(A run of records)
++++++++
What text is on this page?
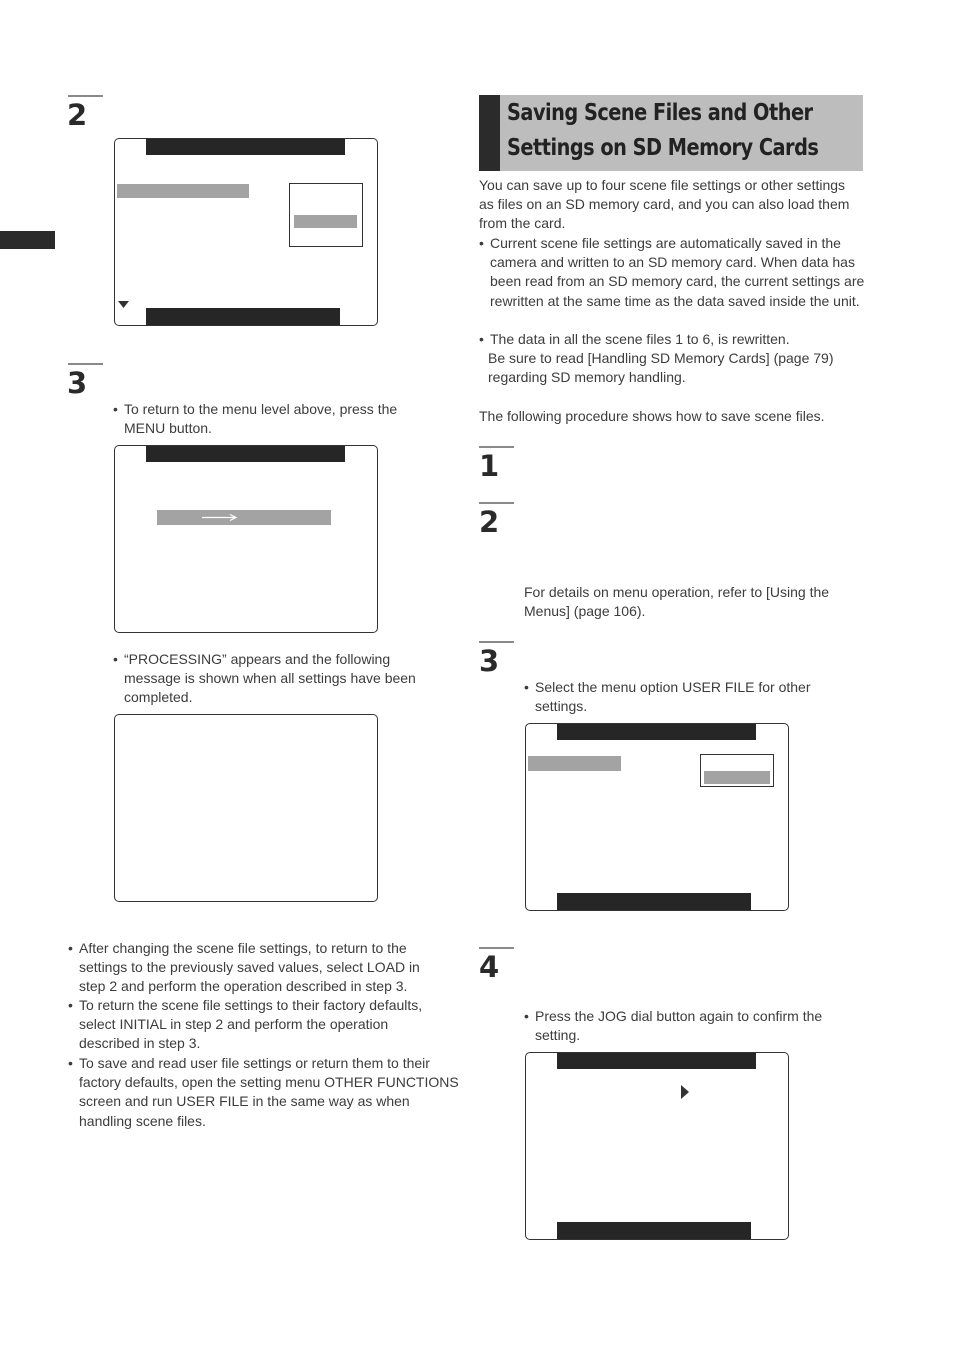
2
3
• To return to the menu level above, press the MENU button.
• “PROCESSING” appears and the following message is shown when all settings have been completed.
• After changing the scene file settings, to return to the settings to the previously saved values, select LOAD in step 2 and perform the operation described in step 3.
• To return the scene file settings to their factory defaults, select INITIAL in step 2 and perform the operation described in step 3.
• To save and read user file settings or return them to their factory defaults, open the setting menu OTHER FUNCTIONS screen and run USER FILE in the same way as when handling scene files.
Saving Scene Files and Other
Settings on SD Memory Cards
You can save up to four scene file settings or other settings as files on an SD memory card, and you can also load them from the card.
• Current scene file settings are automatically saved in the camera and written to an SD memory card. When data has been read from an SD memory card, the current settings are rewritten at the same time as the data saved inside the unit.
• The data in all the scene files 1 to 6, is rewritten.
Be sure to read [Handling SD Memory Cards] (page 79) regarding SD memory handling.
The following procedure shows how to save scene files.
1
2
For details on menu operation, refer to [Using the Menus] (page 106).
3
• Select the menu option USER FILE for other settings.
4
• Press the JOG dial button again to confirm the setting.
++++++++
REQUIRED WORK
Scan the data above; copy every line where "saved" appears.

RESULT OF THE EXERCISE
• After changing the scene file settings, to return to the settings to the previously saved values, select LOAD in step 2 and perform the operation described in step 3.
• Current scene file settings are automatically saved in the camera and written to an SD memory card. When data has been read from an SD memory card, the current settings are rewritten at the same time as the data saved inside the unit.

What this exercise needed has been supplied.